**What the task asks:** Across the entries below, how many lines contain the string "JSON"? Give only the count.

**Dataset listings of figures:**
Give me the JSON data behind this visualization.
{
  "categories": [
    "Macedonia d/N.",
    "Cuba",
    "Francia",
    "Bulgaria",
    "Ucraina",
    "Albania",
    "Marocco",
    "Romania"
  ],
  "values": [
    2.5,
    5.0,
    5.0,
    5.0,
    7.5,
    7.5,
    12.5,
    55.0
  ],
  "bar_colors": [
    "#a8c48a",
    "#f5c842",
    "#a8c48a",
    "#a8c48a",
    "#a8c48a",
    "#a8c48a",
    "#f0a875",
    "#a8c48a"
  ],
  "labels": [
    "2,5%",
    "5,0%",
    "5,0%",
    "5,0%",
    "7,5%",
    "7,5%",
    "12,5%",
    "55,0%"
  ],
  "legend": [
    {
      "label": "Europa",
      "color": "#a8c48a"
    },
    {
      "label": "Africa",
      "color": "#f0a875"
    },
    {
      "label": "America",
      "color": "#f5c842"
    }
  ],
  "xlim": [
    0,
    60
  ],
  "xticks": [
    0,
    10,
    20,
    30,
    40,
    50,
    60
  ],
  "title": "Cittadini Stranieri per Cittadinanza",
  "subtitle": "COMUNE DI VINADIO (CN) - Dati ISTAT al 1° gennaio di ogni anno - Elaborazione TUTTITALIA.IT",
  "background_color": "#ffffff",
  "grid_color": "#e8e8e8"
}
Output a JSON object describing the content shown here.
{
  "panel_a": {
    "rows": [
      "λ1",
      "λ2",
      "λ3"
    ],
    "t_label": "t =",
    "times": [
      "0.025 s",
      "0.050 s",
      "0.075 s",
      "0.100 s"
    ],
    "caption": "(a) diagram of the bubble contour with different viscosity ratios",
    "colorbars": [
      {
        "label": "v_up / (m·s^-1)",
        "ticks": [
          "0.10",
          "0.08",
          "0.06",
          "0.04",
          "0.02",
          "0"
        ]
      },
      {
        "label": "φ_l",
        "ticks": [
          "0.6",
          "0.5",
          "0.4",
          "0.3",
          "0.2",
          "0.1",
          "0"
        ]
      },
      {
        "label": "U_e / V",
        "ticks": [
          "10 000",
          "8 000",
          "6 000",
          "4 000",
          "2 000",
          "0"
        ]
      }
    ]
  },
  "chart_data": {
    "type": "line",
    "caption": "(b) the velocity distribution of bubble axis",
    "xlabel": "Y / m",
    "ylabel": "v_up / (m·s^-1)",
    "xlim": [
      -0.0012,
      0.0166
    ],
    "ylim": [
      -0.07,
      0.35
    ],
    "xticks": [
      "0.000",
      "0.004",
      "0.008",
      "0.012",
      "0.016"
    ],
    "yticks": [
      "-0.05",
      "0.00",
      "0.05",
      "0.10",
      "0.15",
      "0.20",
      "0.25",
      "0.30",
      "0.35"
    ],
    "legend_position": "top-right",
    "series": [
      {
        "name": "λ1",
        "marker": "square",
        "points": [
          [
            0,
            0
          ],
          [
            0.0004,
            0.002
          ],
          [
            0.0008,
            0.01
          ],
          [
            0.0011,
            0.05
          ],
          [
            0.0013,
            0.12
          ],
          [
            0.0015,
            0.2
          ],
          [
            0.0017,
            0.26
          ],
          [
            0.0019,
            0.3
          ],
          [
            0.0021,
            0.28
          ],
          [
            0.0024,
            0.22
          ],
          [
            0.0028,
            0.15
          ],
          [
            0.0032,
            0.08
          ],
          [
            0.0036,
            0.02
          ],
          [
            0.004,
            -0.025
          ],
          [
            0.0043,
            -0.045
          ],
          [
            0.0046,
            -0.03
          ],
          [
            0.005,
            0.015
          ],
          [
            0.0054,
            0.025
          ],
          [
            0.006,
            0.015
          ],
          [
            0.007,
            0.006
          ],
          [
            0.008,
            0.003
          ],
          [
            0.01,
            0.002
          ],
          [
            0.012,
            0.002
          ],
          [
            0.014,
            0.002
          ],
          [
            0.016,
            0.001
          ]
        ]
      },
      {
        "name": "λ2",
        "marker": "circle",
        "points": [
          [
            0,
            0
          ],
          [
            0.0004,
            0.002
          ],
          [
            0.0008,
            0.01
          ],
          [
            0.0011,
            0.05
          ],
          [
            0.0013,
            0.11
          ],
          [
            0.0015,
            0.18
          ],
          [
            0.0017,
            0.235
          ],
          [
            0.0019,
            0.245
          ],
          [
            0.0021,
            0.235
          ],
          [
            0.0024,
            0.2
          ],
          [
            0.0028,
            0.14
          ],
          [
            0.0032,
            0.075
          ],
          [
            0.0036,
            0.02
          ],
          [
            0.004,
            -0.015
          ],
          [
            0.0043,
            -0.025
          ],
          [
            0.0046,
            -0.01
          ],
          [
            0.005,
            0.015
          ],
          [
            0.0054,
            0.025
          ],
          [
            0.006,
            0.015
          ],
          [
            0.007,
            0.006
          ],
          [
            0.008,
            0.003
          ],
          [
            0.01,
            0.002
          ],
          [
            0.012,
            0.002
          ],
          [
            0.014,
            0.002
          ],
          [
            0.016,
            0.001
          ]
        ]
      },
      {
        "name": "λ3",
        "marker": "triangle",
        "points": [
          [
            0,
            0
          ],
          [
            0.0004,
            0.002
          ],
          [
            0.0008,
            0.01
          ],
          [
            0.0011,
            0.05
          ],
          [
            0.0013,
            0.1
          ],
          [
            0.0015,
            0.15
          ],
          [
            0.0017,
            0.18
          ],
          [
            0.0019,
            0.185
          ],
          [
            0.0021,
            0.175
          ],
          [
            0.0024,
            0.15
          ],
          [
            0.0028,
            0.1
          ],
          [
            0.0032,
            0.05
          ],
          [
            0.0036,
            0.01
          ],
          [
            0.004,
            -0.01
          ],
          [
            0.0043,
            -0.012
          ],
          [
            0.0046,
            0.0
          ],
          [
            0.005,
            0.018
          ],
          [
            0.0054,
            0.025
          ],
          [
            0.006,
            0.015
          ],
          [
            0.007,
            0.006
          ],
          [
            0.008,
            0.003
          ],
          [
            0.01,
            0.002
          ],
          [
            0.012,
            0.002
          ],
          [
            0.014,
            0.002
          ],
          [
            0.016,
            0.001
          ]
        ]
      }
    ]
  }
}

**Problem solution:** 2